*Task requirements:*
Scan the data below and pick out the lines containing the word "법무법인".

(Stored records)
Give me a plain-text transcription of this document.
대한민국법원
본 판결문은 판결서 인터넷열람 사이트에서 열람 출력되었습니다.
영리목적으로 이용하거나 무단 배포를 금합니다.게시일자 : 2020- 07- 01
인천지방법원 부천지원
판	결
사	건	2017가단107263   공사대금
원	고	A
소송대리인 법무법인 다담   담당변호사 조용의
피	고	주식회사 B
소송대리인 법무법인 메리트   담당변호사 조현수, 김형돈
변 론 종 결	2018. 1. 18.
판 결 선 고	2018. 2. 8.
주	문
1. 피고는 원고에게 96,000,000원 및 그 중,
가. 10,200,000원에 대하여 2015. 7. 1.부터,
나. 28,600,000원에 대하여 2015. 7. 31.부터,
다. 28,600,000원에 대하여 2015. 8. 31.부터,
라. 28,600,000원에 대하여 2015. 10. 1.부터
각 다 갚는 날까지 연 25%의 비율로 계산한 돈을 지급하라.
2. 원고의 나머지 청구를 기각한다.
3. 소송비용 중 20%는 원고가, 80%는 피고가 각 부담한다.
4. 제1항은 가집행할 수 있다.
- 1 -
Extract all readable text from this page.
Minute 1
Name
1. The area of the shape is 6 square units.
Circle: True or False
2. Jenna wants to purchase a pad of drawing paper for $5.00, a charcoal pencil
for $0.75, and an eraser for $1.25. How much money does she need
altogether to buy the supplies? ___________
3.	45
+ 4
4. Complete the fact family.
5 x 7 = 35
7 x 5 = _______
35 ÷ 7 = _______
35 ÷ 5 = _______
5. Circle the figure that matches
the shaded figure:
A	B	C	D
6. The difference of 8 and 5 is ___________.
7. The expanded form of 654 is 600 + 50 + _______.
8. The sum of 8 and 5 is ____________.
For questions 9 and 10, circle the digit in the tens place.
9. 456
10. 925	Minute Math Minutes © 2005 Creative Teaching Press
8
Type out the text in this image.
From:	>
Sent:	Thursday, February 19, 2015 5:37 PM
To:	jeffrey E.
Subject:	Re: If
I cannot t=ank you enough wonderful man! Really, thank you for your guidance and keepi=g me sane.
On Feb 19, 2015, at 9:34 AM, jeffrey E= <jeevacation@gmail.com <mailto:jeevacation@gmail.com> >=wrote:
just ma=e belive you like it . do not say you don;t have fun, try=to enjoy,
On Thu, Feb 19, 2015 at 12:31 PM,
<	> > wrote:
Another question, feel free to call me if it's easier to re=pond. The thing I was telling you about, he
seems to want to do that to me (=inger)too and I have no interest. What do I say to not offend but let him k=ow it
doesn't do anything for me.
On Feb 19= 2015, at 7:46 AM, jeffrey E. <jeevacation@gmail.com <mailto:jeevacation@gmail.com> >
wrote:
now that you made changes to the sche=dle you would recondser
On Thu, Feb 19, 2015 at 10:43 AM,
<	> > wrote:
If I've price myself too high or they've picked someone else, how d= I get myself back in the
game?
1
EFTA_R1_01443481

*Answer to the task:*
소송대리인 법무법인 다담   담당변호사 조용의
소송대리인 법무법인 메리트   담당변호사 조현수, 김형돈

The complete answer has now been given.